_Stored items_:

■ ■ ■ ■ ■ ■ ■

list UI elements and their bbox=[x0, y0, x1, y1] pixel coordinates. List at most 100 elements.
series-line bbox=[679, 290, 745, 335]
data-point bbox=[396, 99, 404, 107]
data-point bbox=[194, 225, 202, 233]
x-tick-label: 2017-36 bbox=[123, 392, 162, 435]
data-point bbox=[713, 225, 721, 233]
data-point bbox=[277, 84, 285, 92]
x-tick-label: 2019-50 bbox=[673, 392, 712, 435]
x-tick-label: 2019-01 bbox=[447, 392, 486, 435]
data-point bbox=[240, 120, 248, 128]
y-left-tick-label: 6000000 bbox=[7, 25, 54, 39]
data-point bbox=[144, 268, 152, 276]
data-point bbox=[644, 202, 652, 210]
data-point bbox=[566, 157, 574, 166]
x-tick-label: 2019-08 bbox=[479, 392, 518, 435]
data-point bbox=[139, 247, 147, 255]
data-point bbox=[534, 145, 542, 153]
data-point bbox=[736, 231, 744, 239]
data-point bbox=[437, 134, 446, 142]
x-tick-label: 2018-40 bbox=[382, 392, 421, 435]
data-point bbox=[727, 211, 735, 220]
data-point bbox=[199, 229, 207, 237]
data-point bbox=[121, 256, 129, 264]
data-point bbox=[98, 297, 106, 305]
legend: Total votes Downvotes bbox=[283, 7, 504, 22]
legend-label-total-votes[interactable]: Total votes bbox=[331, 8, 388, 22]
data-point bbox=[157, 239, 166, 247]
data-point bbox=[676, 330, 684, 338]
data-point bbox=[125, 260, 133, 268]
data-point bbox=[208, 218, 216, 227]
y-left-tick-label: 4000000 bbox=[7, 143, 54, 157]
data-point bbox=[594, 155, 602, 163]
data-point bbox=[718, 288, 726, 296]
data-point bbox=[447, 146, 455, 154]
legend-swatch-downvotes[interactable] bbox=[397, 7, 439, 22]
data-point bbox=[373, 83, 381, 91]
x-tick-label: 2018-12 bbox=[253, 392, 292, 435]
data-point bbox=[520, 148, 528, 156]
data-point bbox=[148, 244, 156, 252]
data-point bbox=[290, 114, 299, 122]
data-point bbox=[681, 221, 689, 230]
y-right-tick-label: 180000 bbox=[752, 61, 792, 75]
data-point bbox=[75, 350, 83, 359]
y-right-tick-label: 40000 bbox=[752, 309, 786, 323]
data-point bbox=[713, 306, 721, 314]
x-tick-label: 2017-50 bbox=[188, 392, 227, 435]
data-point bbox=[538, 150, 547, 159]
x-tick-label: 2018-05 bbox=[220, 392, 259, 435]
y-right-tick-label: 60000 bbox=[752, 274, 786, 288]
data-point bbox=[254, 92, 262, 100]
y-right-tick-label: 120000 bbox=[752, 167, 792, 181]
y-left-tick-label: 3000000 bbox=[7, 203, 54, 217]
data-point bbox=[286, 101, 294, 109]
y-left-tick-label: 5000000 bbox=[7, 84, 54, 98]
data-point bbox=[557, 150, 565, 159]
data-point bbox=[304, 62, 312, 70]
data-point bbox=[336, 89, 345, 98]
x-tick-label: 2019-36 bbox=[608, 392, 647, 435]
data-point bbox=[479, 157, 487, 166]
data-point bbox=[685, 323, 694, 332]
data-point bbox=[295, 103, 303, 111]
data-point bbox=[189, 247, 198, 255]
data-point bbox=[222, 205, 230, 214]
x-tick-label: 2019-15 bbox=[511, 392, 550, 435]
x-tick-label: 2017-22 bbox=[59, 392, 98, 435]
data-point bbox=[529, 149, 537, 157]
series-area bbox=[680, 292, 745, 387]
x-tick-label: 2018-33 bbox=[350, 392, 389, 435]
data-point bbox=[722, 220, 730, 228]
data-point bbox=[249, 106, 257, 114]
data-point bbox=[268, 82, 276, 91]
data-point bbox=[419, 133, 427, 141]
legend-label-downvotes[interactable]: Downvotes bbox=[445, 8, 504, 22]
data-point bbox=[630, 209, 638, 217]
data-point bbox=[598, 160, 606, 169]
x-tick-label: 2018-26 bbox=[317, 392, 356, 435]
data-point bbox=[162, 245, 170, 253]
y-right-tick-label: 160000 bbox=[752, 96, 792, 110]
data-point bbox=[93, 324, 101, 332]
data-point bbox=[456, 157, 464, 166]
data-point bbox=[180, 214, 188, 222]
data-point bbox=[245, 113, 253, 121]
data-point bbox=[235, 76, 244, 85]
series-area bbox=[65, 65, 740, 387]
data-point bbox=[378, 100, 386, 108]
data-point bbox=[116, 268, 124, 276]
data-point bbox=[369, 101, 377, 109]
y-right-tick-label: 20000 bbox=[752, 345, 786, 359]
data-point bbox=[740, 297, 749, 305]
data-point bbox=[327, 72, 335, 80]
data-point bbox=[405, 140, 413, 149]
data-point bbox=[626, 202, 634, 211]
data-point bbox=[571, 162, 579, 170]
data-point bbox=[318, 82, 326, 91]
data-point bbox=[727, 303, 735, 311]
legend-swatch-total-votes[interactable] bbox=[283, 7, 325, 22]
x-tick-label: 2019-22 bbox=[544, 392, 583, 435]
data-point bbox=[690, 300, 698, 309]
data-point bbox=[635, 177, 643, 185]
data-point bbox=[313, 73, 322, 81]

■ ■ ■ ■ ■ ■ ■

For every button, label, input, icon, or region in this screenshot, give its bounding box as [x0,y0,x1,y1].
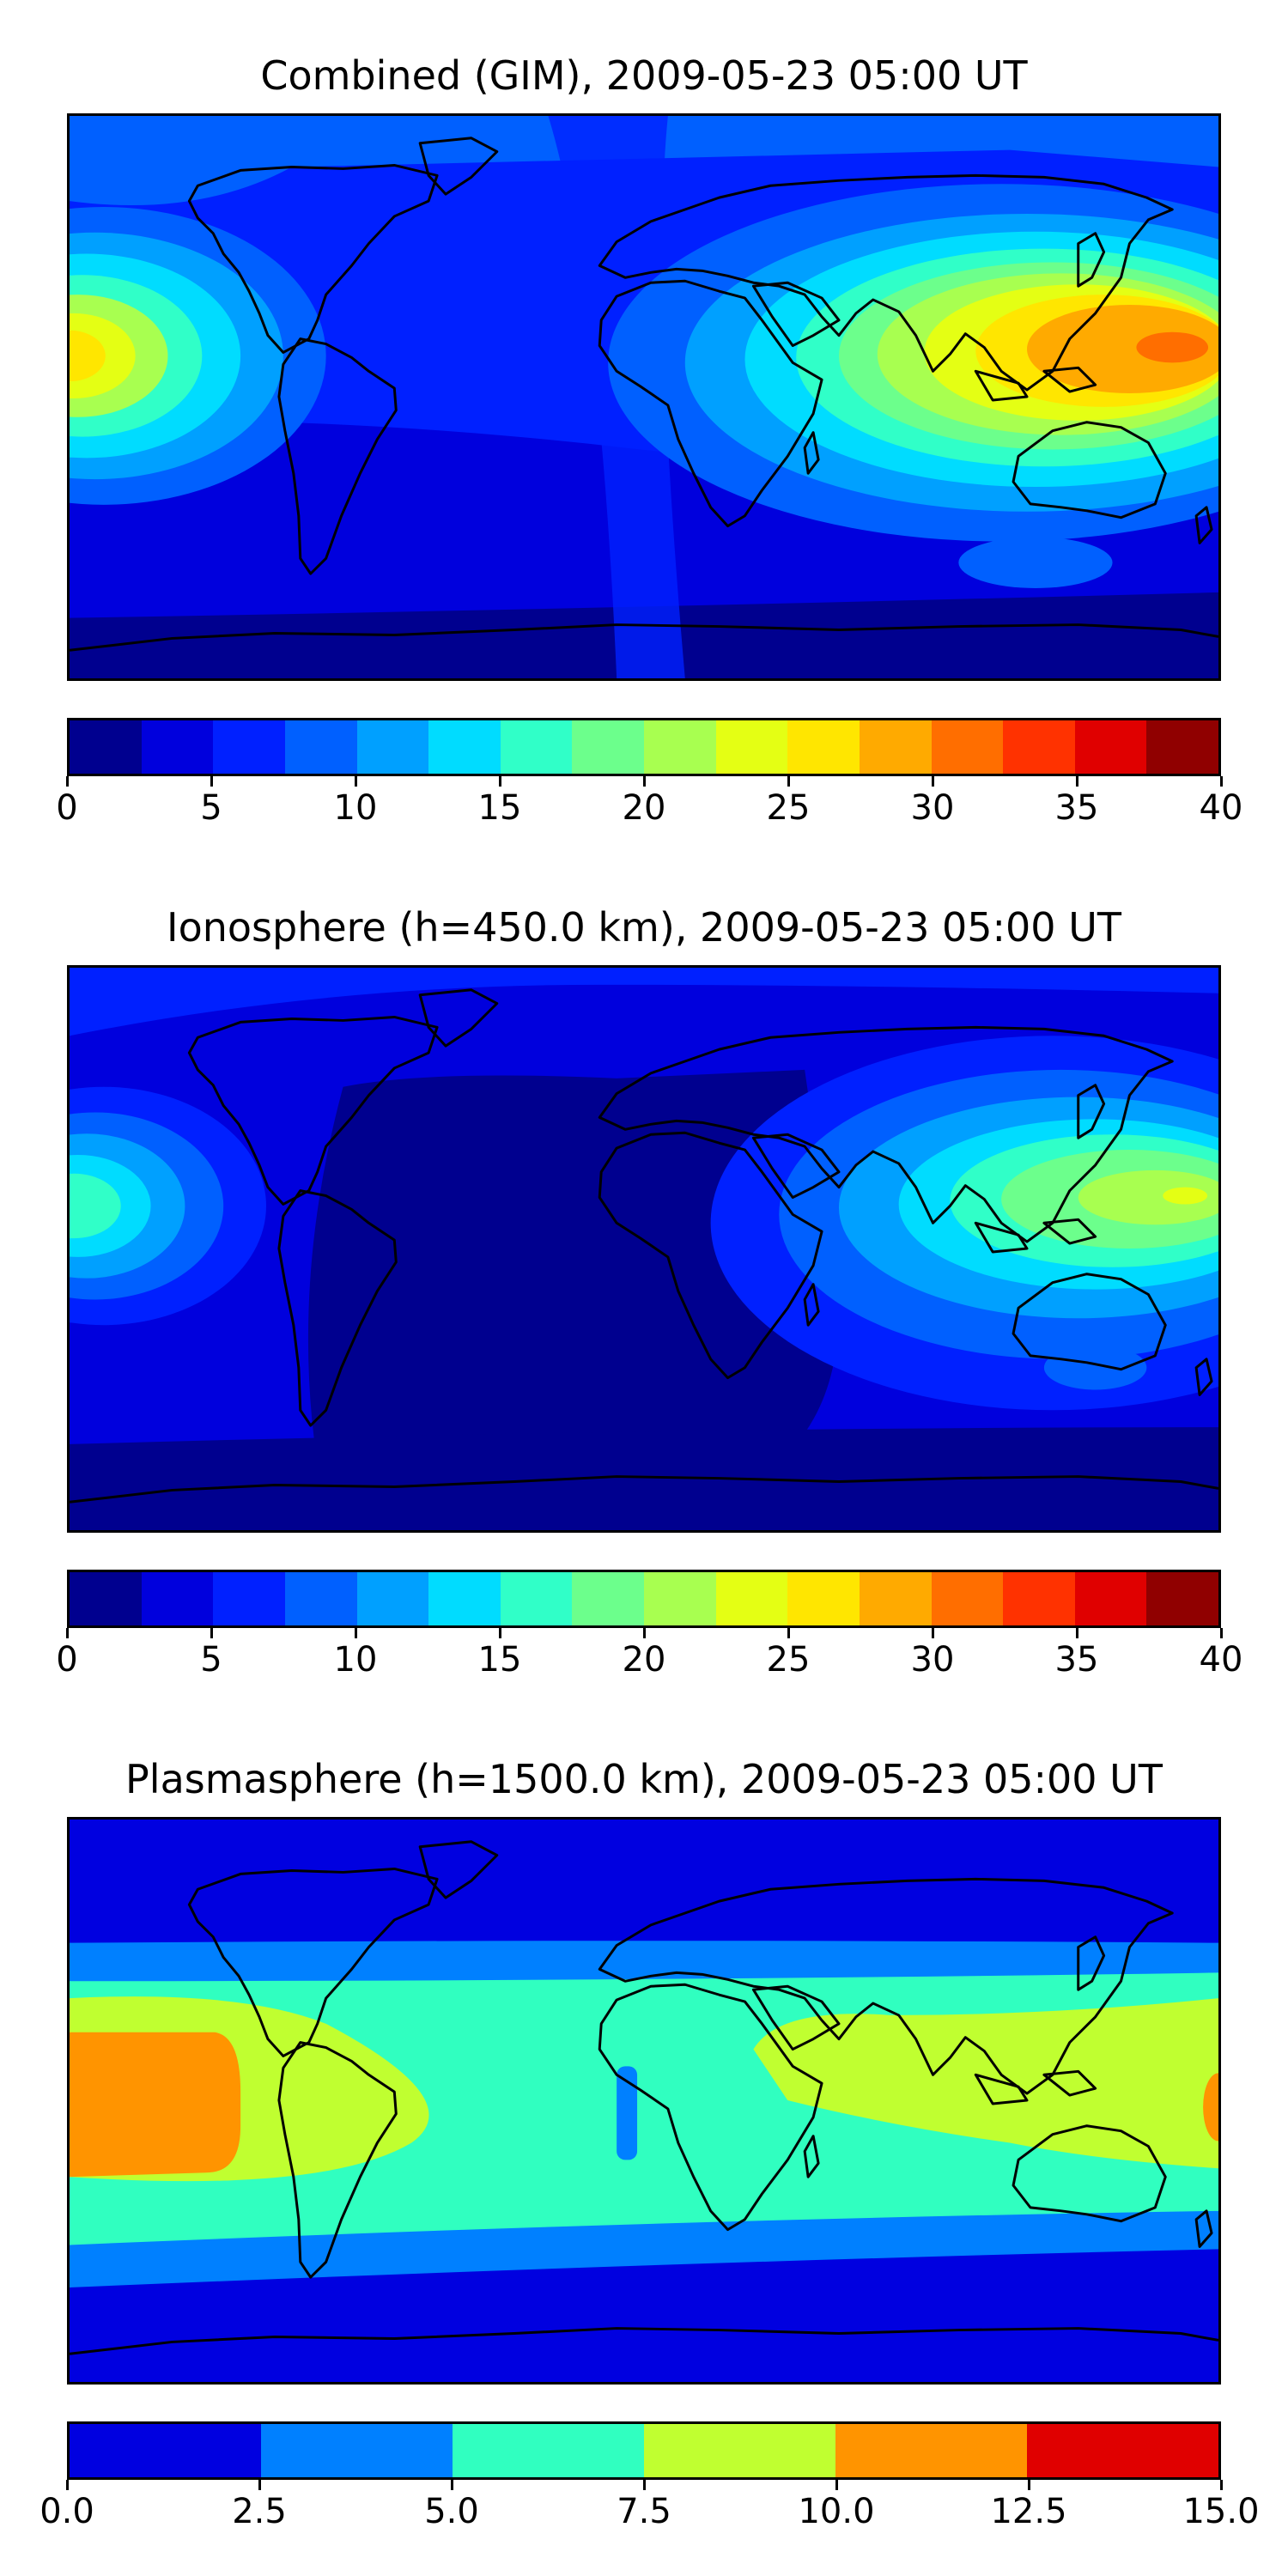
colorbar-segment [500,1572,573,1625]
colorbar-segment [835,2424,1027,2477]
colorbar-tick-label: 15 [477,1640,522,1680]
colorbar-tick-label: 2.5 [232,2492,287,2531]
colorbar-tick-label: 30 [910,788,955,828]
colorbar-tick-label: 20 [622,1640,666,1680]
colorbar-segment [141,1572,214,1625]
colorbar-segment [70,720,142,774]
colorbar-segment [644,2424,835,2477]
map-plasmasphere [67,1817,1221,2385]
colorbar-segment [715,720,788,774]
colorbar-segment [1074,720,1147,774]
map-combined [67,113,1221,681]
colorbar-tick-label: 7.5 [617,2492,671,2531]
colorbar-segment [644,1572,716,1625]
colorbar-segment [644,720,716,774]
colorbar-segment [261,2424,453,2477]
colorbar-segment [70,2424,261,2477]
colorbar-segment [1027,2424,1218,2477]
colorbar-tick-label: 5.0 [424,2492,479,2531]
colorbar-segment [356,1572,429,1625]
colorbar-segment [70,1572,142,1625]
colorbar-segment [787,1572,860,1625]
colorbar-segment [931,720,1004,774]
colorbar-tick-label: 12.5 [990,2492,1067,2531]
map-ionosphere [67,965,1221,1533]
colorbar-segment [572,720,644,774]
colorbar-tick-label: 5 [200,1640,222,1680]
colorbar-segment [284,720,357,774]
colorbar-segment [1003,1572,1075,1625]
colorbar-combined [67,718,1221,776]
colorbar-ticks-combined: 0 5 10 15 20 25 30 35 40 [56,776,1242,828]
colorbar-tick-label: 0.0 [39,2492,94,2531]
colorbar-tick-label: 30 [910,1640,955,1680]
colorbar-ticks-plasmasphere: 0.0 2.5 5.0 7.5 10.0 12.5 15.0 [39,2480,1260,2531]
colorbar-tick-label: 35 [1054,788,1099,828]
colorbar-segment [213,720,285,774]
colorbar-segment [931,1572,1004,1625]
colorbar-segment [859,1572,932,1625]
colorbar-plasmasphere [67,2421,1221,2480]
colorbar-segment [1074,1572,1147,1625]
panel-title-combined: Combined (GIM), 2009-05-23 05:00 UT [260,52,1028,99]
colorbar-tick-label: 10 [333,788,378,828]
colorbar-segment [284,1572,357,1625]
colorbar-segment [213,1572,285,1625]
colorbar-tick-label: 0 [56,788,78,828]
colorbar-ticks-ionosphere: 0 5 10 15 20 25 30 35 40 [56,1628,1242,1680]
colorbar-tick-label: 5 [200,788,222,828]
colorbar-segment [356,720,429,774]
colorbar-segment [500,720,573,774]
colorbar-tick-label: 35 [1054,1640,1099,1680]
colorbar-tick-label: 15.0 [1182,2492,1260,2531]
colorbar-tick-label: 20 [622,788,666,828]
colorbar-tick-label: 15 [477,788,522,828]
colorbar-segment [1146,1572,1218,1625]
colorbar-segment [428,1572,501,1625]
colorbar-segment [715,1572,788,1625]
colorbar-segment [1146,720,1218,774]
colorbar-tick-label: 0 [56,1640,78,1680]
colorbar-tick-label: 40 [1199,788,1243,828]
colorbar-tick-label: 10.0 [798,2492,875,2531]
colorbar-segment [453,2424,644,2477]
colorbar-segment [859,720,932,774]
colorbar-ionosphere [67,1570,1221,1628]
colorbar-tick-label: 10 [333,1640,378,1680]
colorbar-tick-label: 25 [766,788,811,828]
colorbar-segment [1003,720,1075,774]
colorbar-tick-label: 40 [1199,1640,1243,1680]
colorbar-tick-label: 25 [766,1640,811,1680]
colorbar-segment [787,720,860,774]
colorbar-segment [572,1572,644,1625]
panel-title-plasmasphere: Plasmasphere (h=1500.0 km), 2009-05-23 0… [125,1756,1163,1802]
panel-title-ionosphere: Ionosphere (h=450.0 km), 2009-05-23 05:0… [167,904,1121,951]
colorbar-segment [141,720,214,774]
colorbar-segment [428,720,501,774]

■ ■ ■ ■ ■ ■ ■

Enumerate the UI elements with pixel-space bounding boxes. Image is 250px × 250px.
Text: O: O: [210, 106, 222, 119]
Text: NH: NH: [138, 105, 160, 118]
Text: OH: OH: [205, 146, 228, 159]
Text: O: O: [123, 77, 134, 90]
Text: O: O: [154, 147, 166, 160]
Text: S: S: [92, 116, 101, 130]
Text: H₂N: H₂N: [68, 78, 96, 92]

■ ■ ■ ■ ■ ■ ■

_Work to be completed_: Please turn everything from the line containing "list UI elements" down to the line containing "data-point bbox=[557, 150, 565, 159]", both of those lines included, into a numbered list, skipping any blank lines.

_Written answer_:
1. list UI elements and their bbox=[x0, y0, x1, y1] pixel coordinates. List at most 100 elements.
2. series-line bbox=[679, 290, 745, 335]
3. data-point bbox=[396, 99, 404, 107]
4. data-point bbox=[194, 225, 202, 233]
5. x-tick-label: 2017-36 bbox=[123, 392, 162, 435]
6. data-point bbox=[713, 225, 721, 233]
7. data-point bbox=[277, 84, 285, 92]
8. x-tick-label: 2019-50 bbox=[673, 392, 712, 435]
9. x-tick-label: 2019-01 bbox=[447, 392, 486, 435]
10. data-point bbox=[240, 120, 248, 128]
11. y-left-tick-label: 6000000 bbox=[7, 25, 54, 39]
12. data-point bbox=[144, 268, 152, 276]
13. data-point bbox=[644, 202, 652, 210]
14. data-point bbox=[566, 157, 574, 166]
15. x-tick-label: 2019-08 bbox=[479, 392, 518, 435]
16. data-point bbox=[139, 247, 147, 255]
17. data-point bbox=[534, 145, 542, 153]
18. data-point bbox=[736, 231, 744, 239]
19. data-point bbox=[437, 134, 446, 142]
20. x-tick-label: 2018-40 bbox=[382, 392, 421, 435]
21. data-point bbox=[727, 211, 735, 220]
22. data-point bbox=[199, 229, 207, 237]
23. data-point bbox=[121, 256, 129, 264]
24. data-point bbox=[98, 297, 106, 305]
25. legend: Total votes Downvotes bbox=[283, 7, 504, 22]
26. legend-label-total-votes[interactable]: Total votes bbox=[331, 8, 388, 22]
27. data-point bbox=[157, 239, 166, 247]
28. data-point bbox=[676, 330, 684, 338]
29. data-point bbox=[125, 260, 133, 268]
30. data-point bbox=[208, 218, 216, 227]
31. y-left-tick-label: 4000000 bbox=[7, 143, 54, 157]
32. data-point bbox=[594, 155, 602, 163]
33. data-point bbox=[718, 288, 726, 296]
34. data-point bbox=[447, 146, 455, 154]
35. legend-swatch-downvotes[interactable] bbox=[397, 7, 439, 22]
36. data-point bbox=[373, 83, 381, 91]
37. x-tick-label: 2018-12 bbox=[253, 392, 292, 435]
38. data-point bbox=[520, 148, 528, 156]
39. data-point bbox=[148, 244, 156, 252]
40. data-point bbox=[290, 114, 299, 122]
41. data-point bbox=[681, 221, 689, 230]
42. y-right-tick-label: 180000 bbox=[752, 61, 792, 75]
43. data-point bbox=[75, 350, 83, 359]
44. y-right-tick-label: 40000 bbox=[752, 309, 786, 323]
45. data-point bbox=[713, 306, 721, 314]
46. x-tick-label: 2017-50 bbox=[188, 392, 227, 435]
47. data-point bbox=[538, 150, 547, 159]
48. x-tick-label: 2018-05 bbox=[220, 392, 259, 435]
49. y-right-tick-label: 60000 bbox=[752, 274, 786, 288]
50. data-point bbox=[254, 92, 262, 100]
51. y-right-tick-label: 120000 bbox=[752, 167, 792, 181]
52. y-left-tick-label: 3000000 bbox=[7, 203, 54, 217]
53. data-point bbox=[286, 101, 294, 109]
54. y-left-tick-label: 5000000 bbox=[7, 84, 54, 98]
55. data-point bbox=[557, 150, 565, 159]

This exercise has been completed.